## Exercise aim
Copy out each line of the data holding "this".

○ ○ ○

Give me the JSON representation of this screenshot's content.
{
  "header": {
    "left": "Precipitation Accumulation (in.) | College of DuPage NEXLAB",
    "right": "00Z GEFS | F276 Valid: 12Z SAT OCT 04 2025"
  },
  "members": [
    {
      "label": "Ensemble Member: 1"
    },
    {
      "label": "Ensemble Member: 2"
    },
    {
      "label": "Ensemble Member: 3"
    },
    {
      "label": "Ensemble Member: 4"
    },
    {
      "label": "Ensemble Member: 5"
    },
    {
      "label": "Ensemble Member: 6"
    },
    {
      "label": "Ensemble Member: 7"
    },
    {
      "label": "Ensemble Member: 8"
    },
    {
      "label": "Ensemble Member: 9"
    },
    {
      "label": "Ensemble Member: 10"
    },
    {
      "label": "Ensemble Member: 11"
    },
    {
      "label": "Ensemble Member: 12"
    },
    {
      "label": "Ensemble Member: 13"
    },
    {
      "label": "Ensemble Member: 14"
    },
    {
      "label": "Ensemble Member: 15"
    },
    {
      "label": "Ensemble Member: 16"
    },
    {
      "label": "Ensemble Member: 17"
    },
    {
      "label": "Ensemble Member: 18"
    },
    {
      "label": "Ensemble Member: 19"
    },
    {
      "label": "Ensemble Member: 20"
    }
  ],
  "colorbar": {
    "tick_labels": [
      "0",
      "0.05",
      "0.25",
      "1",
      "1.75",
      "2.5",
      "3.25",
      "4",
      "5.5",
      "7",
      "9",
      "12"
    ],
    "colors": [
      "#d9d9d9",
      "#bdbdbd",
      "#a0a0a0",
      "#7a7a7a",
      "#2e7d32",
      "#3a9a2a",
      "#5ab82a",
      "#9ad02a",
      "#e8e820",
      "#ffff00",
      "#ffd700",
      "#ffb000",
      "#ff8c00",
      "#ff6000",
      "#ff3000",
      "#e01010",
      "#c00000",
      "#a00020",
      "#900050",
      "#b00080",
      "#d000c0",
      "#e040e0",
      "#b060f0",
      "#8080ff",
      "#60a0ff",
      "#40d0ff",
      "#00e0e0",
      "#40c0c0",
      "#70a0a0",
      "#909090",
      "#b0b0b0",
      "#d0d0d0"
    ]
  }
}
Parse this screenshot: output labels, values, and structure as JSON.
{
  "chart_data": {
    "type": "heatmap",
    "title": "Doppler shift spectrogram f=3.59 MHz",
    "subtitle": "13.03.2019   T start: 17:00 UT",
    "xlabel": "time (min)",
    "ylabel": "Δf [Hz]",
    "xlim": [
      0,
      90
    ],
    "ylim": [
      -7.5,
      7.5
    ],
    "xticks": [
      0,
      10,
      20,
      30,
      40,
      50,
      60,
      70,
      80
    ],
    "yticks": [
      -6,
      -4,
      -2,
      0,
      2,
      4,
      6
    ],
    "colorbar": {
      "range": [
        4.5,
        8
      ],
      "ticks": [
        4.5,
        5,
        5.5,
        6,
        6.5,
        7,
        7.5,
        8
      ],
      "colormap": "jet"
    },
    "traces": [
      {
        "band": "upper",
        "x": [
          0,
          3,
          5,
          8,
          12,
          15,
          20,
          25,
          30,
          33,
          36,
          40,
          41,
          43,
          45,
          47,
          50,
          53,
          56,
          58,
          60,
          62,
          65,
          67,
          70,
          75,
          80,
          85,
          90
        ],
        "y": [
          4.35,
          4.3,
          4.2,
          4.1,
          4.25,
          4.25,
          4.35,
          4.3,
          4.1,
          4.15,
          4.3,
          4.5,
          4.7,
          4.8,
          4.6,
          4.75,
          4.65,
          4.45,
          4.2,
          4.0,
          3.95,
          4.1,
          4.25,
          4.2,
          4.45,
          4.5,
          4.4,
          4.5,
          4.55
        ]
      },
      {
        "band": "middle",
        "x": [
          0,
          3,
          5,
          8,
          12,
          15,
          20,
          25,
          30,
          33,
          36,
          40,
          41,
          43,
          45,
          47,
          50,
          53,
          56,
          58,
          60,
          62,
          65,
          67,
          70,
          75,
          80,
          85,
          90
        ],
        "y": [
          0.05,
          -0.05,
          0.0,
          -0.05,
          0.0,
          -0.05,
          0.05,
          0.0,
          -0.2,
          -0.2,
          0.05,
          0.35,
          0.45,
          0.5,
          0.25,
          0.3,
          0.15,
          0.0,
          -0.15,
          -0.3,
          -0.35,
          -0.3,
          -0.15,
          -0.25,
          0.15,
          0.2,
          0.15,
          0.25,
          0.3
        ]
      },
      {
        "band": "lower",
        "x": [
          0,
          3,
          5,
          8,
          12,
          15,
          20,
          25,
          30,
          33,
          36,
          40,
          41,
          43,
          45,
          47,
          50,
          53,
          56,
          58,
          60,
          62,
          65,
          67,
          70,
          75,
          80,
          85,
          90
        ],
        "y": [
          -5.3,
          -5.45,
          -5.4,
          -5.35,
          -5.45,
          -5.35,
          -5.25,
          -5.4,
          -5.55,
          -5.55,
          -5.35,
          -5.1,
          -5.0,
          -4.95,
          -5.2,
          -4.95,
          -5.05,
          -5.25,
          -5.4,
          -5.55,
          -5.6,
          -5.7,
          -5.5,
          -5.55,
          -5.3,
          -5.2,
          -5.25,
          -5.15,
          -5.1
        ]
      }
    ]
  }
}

○ ○ ○

## Finished exercise
Give me the JSON representation of this screenshot's content.
Parse this screenshot: output labels, values, and structure as JSON.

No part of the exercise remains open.